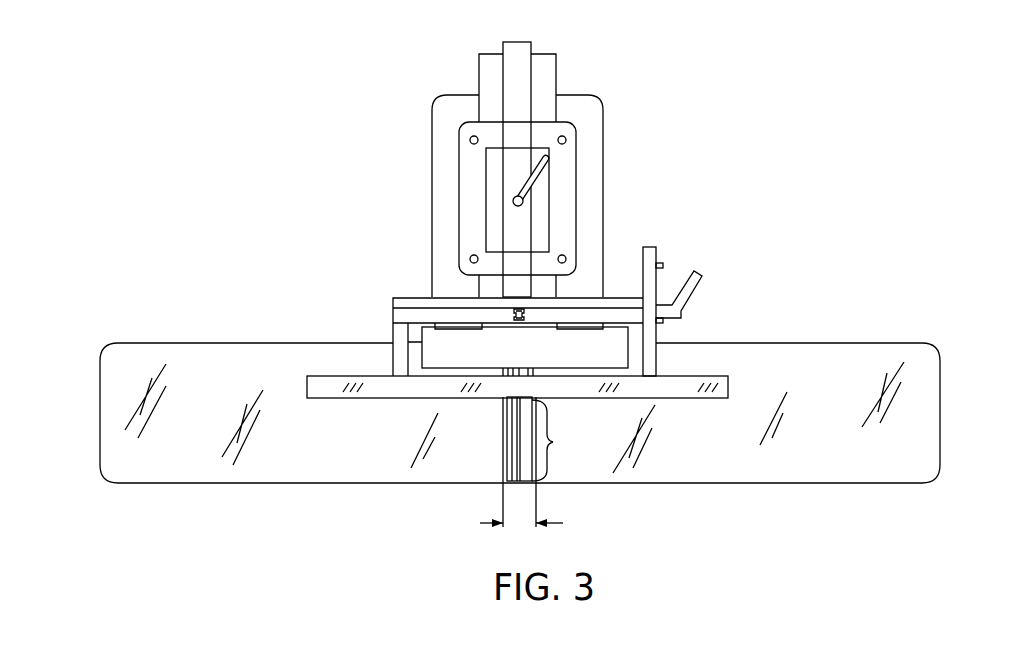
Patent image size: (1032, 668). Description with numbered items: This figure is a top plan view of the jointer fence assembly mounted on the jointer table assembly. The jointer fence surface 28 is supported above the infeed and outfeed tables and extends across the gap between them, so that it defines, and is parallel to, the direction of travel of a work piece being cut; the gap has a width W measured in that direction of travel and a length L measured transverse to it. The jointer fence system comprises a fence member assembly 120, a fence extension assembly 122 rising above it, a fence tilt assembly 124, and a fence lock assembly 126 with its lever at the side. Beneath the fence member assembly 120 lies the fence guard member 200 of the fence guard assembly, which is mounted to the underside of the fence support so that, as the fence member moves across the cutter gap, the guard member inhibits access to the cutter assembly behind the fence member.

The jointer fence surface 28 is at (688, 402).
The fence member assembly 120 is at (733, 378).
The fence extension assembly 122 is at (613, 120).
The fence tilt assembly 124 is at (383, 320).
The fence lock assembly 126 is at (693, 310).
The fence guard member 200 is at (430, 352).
* * *
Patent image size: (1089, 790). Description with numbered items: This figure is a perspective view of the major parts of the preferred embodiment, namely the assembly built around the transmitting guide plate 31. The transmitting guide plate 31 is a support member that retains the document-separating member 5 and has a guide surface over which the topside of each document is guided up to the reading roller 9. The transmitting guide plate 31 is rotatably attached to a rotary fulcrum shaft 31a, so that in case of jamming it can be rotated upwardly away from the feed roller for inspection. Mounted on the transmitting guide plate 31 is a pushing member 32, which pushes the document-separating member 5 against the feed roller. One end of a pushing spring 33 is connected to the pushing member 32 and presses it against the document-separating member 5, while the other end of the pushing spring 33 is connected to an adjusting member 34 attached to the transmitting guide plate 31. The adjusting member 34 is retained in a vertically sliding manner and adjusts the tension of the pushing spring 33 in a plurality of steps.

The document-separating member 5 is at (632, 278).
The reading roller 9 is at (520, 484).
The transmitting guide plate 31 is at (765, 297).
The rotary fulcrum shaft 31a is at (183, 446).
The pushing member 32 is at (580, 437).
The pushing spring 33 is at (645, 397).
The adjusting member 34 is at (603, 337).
...
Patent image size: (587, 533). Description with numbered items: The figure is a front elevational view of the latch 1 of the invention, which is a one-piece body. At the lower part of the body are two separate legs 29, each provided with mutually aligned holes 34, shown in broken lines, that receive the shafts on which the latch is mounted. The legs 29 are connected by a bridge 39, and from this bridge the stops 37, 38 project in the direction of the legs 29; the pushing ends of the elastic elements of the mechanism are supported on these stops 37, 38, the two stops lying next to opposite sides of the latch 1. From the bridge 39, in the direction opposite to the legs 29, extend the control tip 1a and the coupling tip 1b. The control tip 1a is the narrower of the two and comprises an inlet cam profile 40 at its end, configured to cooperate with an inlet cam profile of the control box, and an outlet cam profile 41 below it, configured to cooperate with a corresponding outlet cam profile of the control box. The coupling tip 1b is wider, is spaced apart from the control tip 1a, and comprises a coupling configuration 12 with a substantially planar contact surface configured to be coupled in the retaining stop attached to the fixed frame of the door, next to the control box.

▶ _WORK INSTRUCTIONS_
Can you turn the stretch of records from the line containing "Patent image size: (1032, 668)." through the line containing "The fence guard member 200 is at (430, 352)." into a Markdown table with one row per line, leaving out blank lines, under the columns No. and Record Line?

▶ _TASK SOLUTION_
| No. | Record Line |
|---|---|
| 1 | Patent image size: (1032, 668). Description with numbered items: This figure is a top plan view of the jointer fence assembly mounted on the jointer table assembly. The jointer fence surface 28 is supported above the infeed and outfeed tables and extends across the gap between them, so that it defines, and is parallel to, the direction of travel of a work piece being cut; the gap has a width W measured in that direction of travel and a length L measured transverse to it. The jointer fence system comprises a fence member assembly 120, a fence extension assembly 122 rising above it, a fence tilt assembly 124, and a fence lock assembly 126 with its lever at the side. Beneath the fence member assembly 120 lies the fence guard member 200 of the fence guard assembly, which is mounted to the underside of the fence support so that, as the fence member moves across the cutter gap, the guard member inhibits access to the cutter assembly behind the fence member. |
| 2 | The jointer fence surface 28 is at (688, 402). |
| 3 | The fence member assembly 120 is at (733, 378). |
| 4 | The fence extension assembly 122 is at (613, 120). |
| 5 | The fence tilt assembly 124 is at (383, 320). |
| 6 | The fence lock assembly 126 is at (693, 310). |
| 7 | The fence guard member 200 is at (430, 352). |